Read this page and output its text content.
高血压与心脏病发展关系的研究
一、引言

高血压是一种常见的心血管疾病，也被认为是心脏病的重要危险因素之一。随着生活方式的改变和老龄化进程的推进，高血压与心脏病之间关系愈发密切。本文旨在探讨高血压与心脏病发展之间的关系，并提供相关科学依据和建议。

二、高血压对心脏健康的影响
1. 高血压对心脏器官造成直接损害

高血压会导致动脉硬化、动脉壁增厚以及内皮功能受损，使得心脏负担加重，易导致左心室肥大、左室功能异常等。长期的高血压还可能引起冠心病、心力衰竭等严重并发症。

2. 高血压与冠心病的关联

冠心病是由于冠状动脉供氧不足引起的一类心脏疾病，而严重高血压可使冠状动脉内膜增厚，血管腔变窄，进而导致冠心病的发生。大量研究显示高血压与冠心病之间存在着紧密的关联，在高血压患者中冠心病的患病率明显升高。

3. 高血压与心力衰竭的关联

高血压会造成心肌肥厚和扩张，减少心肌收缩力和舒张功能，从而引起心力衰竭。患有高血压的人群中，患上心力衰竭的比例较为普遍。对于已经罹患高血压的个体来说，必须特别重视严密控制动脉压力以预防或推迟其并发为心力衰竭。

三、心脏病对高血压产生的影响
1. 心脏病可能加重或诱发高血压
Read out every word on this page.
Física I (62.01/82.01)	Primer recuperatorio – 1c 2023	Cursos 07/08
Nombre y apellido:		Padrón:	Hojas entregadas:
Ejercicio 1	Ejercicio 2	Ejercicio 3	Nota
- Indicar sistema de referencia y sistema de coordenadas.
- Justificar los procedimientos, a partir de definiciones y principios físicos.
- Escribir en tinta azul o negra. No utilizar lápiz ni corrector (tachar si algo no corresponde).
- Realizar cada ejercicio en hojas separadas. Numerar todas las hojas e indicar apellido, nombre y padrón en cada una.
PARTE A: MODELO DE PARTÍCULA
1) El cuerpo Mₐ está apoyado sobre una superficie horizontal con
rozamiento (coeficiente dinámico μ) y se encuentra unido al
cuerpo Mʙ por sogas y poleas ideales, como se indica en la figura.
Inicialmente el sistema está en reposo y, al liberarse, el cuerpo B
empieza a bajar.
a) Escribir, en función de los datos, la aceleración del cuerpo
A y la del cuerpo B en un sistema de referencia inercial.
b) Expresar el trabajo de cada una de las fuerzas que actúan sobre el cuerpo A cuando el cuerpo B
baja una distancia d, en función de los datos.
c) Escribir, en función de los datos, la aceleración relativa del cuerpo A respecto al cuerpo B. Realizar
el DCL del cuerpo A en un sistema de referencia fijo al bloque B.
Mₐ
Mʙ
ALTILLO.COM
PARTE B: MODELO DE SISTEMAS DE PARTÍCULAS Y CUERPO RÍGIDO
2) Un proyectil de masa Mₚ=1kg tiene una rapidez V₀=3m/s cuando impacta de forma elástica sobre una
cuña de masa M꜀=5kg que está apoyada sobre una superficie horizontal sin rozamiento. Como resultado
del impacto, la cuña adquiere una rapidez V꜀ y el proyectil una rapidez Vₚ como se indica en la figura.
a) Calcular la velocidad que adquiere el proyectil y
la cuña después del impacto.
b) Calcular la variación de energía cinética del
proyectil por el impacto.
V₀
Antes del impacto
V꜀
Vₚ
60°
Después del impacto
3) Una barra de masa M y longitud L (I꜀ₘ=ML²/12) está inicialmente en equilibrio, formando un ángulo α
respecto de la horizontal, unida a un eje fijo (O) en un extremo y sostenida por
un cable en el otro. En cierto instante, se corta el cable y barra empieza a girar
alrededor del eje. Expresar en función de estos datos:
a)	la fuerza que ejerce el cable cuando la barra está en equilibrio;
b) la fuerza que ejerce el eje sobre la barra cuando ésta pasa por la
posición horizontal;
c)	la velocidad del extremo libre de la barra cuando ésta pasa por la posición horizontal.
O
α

**********

#### WHAT TO DO:
Reproduce the full set of records precisely.

#### RESULT FOR THIS TASK:
Read this page and output its text content.
高血压与心脏病发展关系的研究
一、引言

高血压是一种常见的心血管疾病，也被认为是心脏病的重要危险因素之一。随着生活方式的改变和老龄化进程的推进，高血压与心脏病之间关系愈发密切。本文旨在探讨高血压与心脏病发展之间的关系，并提供相关科学依据和建议。

二、高血压对心脏健康的影响
1. 高血压对心脏器官造成直接损害

高血压会导致动脉硬化、动脉壁增厚以及内皮功能受损，使得心脏负担加重，易导致左心室肥大、左室功能异常等。长期的高血压还可能引起冠心病、心力衰竭等严重并发症。

2. 高血压与冠心病的关联

冠心病是由于冠状动脉供氧不足引起的一类心脏疾病，而严重高血压可使冠状动脉内膜增厚，血管腔变窄，进而导致冠心病的发生。大量研究显示高血压与冠心病之间存在着紧密的关联，在高血压患者中冠心病的患病率明显升高。

3. 高血压与心力衰竭的关联

高血压会造成心肌肥厚和扩张，减少心肌收缩力和舒张功能，从而引起心力衰竭。患有高血压的人群中，患上心力衰竭的比例较为普遍。对于已经罹患高血压的个体来说，必须特别重视严密控制动脉压力以预防或推迟其并发为心力衰竭。

三、心脏病对高血压产生的影响
1. 心脏病可能加重或诱发高血压
Read out every word on this page.
Física I (62.01/82.01)	Primer recuperatorio – 1c 2023	Cursos 07/08
Nombre y apellido:		Padrón:	Hojas entregadas:
Ejercicio 1	Ejercicio 2	Ejercicio 3	Nota
- Indicar sistema de referencia y sistema de coordenadas.
- Justificar los procedimientos, a partir de definiciones y principios físicos.
- Escribir en tinta azul o negra. No utilizar lápiz ni corrector (tachar si algo no corresponde).
- Realizar cada ejercicio en hojas separadas. Numerar todas las hojas e indicar apellido, nombre y padrón en cada una.
PARTE A: MODELO DE PARTÍCULA
1) El cuerpo Mₐ está apoyado sobre una superficie horizontal con
rozamiento (coeficiente dinámico μ) y se encuentra unido al
cuerpo Mʙ por sogas y poleas ideales, como se indica en la figura.
Inicialmente el sistema está en reposo y, al liberarse, el cuerpo B
empieza a bajar.
a) Escribir, en función de los datos, la aceleración del cuerpo
A y la del cuerpo B en un sistema de referencia inercial.
b) Expresar el trabajo de cada una de las fuerzas que actúan sobre el cuerpo A cuando el cuerpo B
baja una distancia d, en función de los datos.
c) Escribir, en función de los datos, la aceleración relativa del cuerpo A respecto al cuerpo B. Realizar
el DCL del cuerpo A en un sistema de referencia fijo al bloque B.
Mₐ
Mʙ
ALTILLO.COM
PARTE B: MODELO DE SISTEMAS DE PARTÍCULAS Y CUERPO RÍGIDO
2) Un proyectil de masa Mₚ=1kg tiene una rapidez V₀=3m/s cuando impacta de forma elástica sobre una
cuña de masa M꜀=5kg que está apoyada sobre una superficie horizontal sin rozamiento. Como resultado
del impacto, la cuña adquiere una rapidez V꜀ y el proyectil una rapidez Vₚ como se indica en la figura.
a) Calcular la velocidad que adquiere el proyectil y
la cuña después del impacto.
b) Calcular la variación de energía cinética del
proyectil por el impacto.
V₀
Antes del impacto
V꜀
Vₚ
60°
Después del impacto
3) Una barra de masa M y longitud L (I꜀ₘ=ML²/12) está inicialmente en equilibrio, formando un ángulo α
respecto de la horizontal, unida a un eje fijo (O) en un extremo y sostenida por
un cable en el otro. En cierto instante, se corta el cable y barra empieza a girar
alrededor del eje. Expresar en función de estos datos:
a)	la fuerza que ejerce el cable cuando la barra está en equilibrio;
b) la fuerza que ejerce el eje sobre la barra cuando ésta pasa por la
posición horizontal;
c)	la velocidad del extremo libre de la barra cuando ésta pasa por la posición horizontal.
O
α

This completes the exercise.